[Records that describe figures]
==================================================
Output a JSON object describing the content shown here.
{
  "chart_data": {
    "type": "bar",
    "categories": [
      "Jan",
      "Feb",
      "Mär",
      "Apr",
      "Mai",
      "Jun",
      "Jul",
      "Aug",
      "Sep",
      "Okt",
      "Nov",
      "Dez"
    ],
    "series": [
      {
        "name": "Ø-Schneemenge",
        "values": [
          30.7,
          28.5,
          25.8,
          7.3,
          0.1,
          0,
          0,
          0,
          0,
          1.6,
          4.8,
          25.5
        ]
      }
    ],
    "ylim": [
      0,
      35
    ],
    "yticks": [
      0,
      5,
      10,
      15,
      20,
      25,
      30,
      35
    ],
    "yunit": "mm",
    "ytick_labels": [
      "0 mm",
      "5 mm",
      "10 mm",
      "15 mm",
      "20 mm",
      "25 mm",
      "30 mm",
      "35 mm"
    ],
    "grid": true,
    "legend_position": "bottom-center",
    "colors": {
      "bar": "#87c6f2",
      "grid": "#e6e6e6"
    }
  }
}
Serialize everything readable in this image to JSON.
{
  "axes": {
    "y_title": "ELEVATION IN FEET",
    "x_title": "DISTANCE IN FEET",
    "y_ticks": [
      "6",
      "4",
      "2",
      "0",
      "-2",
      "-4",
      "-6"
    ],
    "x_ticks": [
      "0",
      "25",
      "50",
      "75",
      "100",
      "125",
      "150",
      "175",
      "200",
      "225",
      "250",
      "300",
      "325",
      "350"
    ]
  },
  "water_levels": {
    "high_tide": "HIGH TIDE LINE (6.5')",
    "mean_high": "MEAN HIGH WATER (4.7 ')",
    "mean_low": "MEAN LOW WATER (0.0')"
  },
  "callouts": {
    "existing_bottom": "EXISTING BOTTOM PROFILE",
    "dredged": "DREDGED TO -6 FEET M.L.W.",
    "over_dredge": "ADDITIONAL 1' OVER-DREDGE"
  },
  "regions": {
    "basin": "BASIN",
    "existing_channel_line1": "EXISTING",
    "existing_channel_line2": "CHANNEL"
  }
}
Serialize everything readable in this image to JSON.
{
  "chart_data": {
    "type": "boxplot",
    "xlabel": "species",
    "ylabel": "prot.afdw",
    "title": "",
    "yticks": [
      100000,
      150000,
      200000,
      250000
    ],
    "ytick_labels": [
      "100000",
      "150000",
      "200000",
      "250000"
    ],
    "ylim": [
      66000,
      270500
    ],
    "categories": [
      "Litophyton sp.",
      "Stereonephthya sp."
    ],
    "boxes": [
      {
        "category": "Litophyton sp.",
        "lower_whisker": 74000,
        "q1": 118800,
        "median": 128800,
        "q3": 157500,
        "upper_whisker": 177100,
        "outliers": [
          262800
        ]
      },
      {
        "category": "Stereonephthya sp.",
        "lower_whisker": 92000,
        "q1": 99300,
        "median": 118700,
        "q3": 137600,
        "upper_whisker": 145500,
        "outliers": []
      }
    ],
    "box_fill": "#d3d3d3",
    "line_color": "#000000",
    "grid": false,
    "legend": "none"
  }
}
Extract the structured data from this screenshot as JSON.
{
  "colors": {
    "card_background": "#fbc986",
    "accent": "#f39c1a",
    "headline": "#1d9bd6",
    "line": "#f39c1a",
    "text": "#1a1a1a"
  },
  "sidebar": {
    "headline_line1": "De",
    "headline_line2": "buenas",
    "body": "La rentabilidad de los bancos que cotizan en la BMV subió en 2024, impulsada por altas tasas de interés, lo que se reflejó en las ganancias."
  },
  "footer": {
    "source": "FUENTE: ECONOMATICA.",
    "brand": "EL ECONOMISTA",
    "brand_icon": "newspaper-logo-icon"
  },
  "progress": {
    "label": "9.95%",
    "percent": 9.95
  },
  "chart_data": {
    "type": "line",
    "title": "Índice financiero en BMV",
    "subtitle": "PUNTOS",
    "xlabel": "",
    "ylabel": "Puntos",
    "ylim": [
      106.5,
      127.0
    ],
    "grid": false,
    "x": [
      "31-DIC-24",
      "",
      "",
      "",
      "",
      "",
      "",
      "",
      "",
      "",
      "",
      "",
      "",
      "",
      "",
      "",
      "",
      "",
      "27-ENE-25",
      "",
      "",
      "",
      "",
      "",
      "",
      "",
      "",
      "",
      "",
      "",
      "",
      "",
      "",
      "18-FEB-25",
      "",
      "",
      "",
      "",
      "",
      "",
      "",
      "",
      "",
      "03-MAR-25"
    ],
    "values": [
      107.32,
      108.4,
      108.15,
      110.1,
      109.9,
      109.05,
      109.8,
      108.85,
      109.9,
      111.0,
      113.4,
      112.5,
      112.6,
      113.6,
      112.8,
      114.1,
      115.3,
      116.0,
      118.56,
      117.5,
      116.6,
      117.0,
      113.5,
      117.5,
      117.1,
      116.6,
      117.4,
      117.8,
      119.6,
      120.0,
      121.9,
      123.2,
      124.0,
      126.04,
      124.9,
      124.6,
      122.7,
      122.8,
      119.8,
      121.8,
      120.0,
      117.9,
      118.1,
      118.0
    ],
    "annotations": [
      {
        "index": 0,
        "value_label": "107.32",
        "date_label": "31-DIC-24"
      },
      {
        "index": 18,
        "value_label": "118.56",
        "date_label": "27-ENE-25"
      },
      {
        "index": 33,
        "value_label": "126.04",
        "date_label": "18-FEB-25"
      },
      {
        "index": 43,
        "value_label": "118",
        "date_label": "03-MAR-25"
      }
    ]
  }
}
==================================================
**Written problem:** Please repeat all the records above exactly as they appear.

**Full output:**
Output a JSON object describing the content shown here.
{
  "chart_data": {
    "type": "bar",
    "categories": [
      "Jan",
      "Feb",
      "Mär",
      "Apr",
      "Mai",
      "Jun",
      "Jul",
      "Aug",
      "Sep",
      "Okt",
      "Nov",
      "Dez"
    ],
    "series": [
      {
        "name": "Ø-Schneemenge",
        "values": [
          30.7,
          28.5,
          25.8,
          7.3,
          0.1,
          0,
          0,
          0,
          0,
          1.6,
          4.8,
          25.5
        ]
      }
    ],
    "ylim": [
      0,
      35
    ],
    "yticks": [
      0,
      5,
      10,
      15,
      20,
      25,
      30,
      35
    ],
    "yunit": "mm",
    "ytick_labels": [
      "0 mm",
      "5 mm",
      "10 mm",
      "15 mm",
      "20 mm",
      "25 mm",
      "30 mm",
      "35 mm"
    ],
    "grid": true,
    "legend_position": "bottom-center",
    "colors": {
      "bar": "#87c6f2",
      "grid": "#e6e6e6"
    }
  }
}
Serialize everything readable in this image to JSON.
{
  "axes": {
    "y_title": "ELEVATION IN FEET",
    "x_title": "DISTANCE IN FEET",
    "y_ticks": [
      "6",
      "4",
      "2",
      "0",
      "-2",
      "-4",
      "-6"
    ],
    "x_ticks": [
      "0",
      "25",
      "50",
      "75",
      "100",
      "125",
      "150",
      "175",
      "200",
      "225",
      "250",
      "300",
      "325",
      "350"
    ]
  },
  "water_levels": {
    "high_tide": "HIGH TIDE LINE (6.5')",
    "mean_high": "MEAN HIGH WATER (4.7 ')",
    "mean_low": "MEAN LOW WATER (0.0')"
  },
  "callouts": {
    "existing_bottom": "EXISTING BOTTOM PROFILE",
    "dredged": "DREDGED TO -6 FEET M.L.W.",
    "over_dredge": "ADDITIONAL 1' OVER-DREDGE"
  },
  "regions": {
    "basin": "BASIN",
    "existing_channel_line1": "EXISTING",
    "existing_channel_line2": "CHANNEL"
  }
}
Serialize everything readable in this image to JSON.
{
  "chart_data": {
    "type": "boxplot",
    "xlabel": "species",
    "ylabel": "prot.afdw",
    "title": "",
    "yticks": [
      100000,
      150000,
      200000,
      250000
    ],
    "ytick_labels": [
      "100000",
      "150000",
      "200000",
      "250000"
    ],
    "ylim": [
      66000,
      270500
    ],
    "categories": [
      "Litophyton sp.",
      "Stereonephthya sp."
    ],
    "boxes": [
      {
        "category": "Litophyton sp.",
        "lower_whisker": 74000,
        "q1": 118800,
        "median": 128800,
        "q3": 157500,
        "upper_whisker": 177100,
        "outliers": [
          262800
        ]
      },
      {
        "category": "Stereonephthya sp.",
        "lower_whisker": 92000,
        "q1": 99300,
        "median": 118700,
        "q3": 137600,
        "upper_whisker": 145500,
        "outliers": []
      }
    ],
    "box_fill": "#d3d3d3",
    "line_color": "#000000",
    "grid": false,
    "legend": "none"
  }
}
Extract the structured data from this screenshot as JSON.
{
  "colors": {
    "card_background": "#fbc986",
    "accent": "#f39c1a",
    "headline": "#1d9bd6",
    "line": "#f39c1a",
    "text": "#1a1a1a"
  },
  "sidebar": {
    "headline_line1": "De",
    "headline_line2": "buenas",
    "body": "La rentabilidad de los bancos que cotizan en la BMV subió en 2024, impulsada por altas tasas de interés, lo que se reflejó en las ganancias."
  },
  "footer": {
    "source": "FUENTE: ECONOMATICA.",
    "brand": "EL ECONOMISTA",
    "brand_icon": "newspaper-logo-icon"
  },
  "progress": {
    "label": "9.95%",
    "percent": 9.95
  },
  "chart_data": {
    "type": "line",
    "title": "Índice financiero en BMV",
    "subtitle": "PUNTOS",
    "xlabel": "",
    "ylabel": "Puntos",
    "ylim": [
      106.5,
      127.0
    ],
    "grid": false,
    "x": [
      "31-DIC-24",
      "",
      "",
      "",
      "",
      "",
      "",
      "",
      "",
      "",
      "",
      "",
      "",
      "",
      "",
      "",
      "",
      "",
      "27-ENE-25",
      "",
      "",
      "",
      "",
      "",
      "",
      "",
      "",
      "",
      "",
      "",
      "",
      "",
      "",
      "18-FEB-25",
      "",
      "",
      "",
      "",
      "",
      "",
      "",
      "",
      "",
      "03-MAR-25"
    ],
    "values": [
      107.32,
      108.4,
      108.15,
      110.1,
      109.9,
      109.05,
      109.8,
      108.85,
      109.9,
      111.0,
      113.4,
      112.5,
      112.6,
      113.6,
      112.8,
      114.1,
      115.3,
      116.0,
      118.56,
      117.5,
      116.6,
      117.0,
      113.5,
      117.5,
      117.1,
      116.6,
      117.4,
      117.8,
      119.6,
      120.0,
      121.9,
      123.2,
      124.0,
      126.04,
      124.9,
      124.6,
      122.7,
      122.8,
      119.8,
      121.8,
      120.0,
      117.9,
      118.1,
      118.0
    ],
    "annotations": [
      {
        "index": 0,
        "value_label": "107.32",
        "date_label": "31-DIC-24"
      },
      {
        "index": 18,
        "value_label": "118.56",
        "date_label": "27-ENE-25"
      },
      {
        "index": 33,
        "value_label": "126.04",
        "date_label": "18-FEB-25"
      },
      {
        "index": 43,
        "value_label": "118",
        "date_label": "03-MAR-25"
      }
    ]
  }
}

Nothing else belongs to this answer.